Write out all of the data exactly as it appears.

Data entries:
■ ■ ■ ■ ■

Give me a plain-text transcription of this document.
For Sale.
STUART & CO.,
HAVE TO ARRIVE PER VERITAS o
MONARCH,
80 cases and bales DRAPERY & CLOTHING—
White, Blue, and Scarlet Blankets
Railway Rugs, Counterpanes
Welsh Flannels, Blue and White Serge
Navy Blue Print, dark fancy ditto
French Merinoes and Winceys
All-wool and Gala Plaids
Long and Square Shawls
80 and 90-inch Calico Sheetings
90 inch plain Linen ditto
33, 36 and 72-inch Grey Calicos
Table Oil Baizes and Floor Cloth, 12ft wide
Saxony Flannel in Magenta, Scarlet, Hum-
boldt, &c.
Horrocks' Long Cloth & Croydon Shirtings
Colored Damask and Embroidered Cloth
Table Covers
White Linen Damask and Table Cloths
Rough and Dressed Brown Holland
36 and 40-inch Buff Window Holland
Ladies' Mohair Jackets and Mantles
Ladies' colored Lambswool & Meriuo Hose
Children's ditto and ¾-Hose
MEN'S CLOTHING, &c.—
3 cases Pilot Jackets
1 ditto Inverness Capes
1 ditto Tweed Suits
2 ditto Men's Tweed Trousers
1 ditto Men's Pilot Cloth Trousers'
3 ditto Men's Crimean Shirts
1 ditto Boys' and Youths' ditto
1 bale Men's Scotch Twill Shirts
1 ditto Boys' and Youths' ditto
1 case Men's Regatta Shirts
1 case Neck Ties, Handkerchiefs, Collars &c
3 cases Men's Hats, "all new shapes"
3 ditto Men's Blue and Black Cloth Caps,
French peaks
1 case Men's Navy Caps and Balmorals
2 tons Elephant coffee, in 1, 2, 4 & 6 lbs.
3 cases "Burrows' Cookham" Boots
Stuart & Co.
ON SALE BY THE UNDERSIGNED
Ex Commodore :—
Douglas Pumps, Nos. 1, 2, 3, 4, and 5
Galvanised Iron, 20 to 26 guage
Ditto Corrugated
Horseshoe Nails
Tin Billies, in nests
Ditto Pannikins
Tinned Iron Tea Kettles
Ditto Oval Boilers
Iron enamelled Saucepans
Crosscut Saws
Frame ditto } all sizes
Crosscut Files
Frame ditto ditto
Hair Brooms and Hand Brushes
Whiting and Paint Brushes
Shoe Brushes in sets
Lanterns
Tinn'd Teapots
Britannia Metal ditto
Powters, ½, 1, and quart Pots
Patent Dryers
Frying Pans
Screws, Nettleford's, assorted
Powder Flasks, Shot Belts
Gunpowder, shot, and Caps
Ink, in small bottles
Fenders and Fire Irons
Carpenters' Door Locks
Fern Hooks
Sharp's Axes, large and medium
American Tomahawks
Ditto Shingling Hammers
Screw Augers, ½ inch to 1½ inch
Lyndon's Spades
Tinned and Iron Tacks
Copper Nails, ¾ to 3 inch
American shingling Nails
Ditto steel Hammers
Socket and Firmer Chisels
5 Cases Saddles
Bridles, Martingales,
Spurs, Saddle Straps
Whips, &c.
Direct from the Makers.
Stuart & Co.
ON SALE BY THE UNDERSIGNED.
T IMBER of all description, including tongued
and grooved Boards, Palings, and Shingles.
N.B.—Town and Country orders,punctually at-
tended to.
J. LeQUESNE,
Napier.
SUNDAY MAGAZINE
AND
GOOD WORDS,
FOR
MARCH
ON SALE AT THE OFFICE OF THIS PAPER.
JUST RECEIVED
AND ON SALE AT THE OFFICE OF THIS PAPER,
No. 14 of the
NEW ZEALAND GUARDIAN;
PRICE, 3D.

■ ■ ■ ■ ■

> _Final result_
Give me a plain-text transcription of this document.
For Sale.
STUART & CO.,
HAVE TO ARRIVE PER VERITAS o
MONARCH,
80 cases and bales DRAPERY & CLOTHING—
White, Blue, and Scarlet Blankets
Railway Rugs, Counterpanes
Welsh Flannels, Blue and White Serge
Navy Blue Print, dark fancy ditto
French Merinoes and Winceys
All-wool and Gala Plaids
Long and Square Shawls
80 and 90-inch Calico Sheetings
90 inch plain Linen ditto
33, 36 and 72-inch Grey Calicos
Table Oil Baizes and Floor Cloth, 12ft wide
Saxony Flannel in Magenta, Scarlet, Hum-
boldt, &c.
Horrocks' Long Cloth & Croydon Shirtings
Colored Damask and Embroidered Cloth
Table Covers
White Linen Damask and Table Cloths
Rough and Dressed Brown Holland
36 and 40-inch Buff Window Holland
Ladies' Mohair Jackets and Mantles
Ladies' colored Lambswool & Meriuo Hose
Children's ditto and ¾-Hose
MEN'S CLOTHING, &c.—
3 cases Pilot Jackets
1 ditto Inverness Capes
1 ditto Tweed Suits
2 ditto Men's Tweed Trousers
1 ditto Men's Pilot Cloth Trousers'
3 ditto Men's Crimean Shirts
1 ditto Boys' and Youths' ditto
1 bale Men's Scotch Twill Shirts
1 ditto Boys' and Youths' ditto
1 case Men's Regatta Shirts
1 case Neck Ties, Handkerchiefs, Collars &c
3 cases Men's Hats, "all new shapes"
3 ditto Men's Blue and Black Cloth Caps,
French peaks
1 case Men's Navy Caps and Balmorals
2 tons Elephant coffee, in 1, 2, 4 & 6 lbs.
3 cases "Burrows' Cookham" Boots
Stuart & Co.
ON SALE BY THE UNDERSIGNED
Ex Commodore :—
Douglas Pumps, Nos. 1, 2, 3, 4, and 5
Galvanised Iron, 20 to 26 guage
Ditto Corrugated
Horseshoe Nails
Tin Billies, in nests
Ditto Pannikins
Tinned Iron Tea Kettles
Ditto Oval Boilers
Iron enamelled Saucepans
Crosscut Saws
Frame ditto } all sizes
Crosscut Files
Frame ditto ditto
Hair Brooms and Hand Brushes
Whiting and Paint Brushes
Shoe Brushes in sets
Lanterns
Tinn'd Teapots
Britannia Metal ditto
Powters, ½, 1, and quart Pots
Patent Dryers
Frying Pans
Screws, Nettleford's, assorted
Powder Flasks, Shot Belts
Gunpowder, shot, and Caps
Ink, in small bottles
Fenders and Fire Irons
Carpenters' Door Locks
Fern Hooks
Sharp's Axes, large and medium
American Tomahawks
Ditto Shingling Hammers
Screw Augers, ½ inch to 1½ inch
Lyndon's Spades
Tinned and Iron Tacks
Copper Nails, ¾ to 3 inch
American shingling Nails
Ditto steel Hammers
Socket and Firmer Chisels
5 Cases Saddles
Bridles, Martingales,
Spurs, Saddle Straps
Whips, &c.
Direct from the Makers.
Stuart & Co.
ON SALE BY THE UNDERSIGNED.
T IMBER of all description, including tongued
and grooved Boards, Palings, and Shingles.
N.B.—Town and Country orders,punctually at-
tended to.
J. LeQUESNE,
Napier.
SUNDAY MAGAZINE
AND
GOOD WORDS,
FOR
MARCH
ON SALE AT THE OFFICE OF THIS PAPER.
JUST RECEIVED
AND ON SALE AT THE OFFICE OF THIS PAPER,
No. 14 of the
NEW ZEALAND GUARDIAN;
PRICE, 3D.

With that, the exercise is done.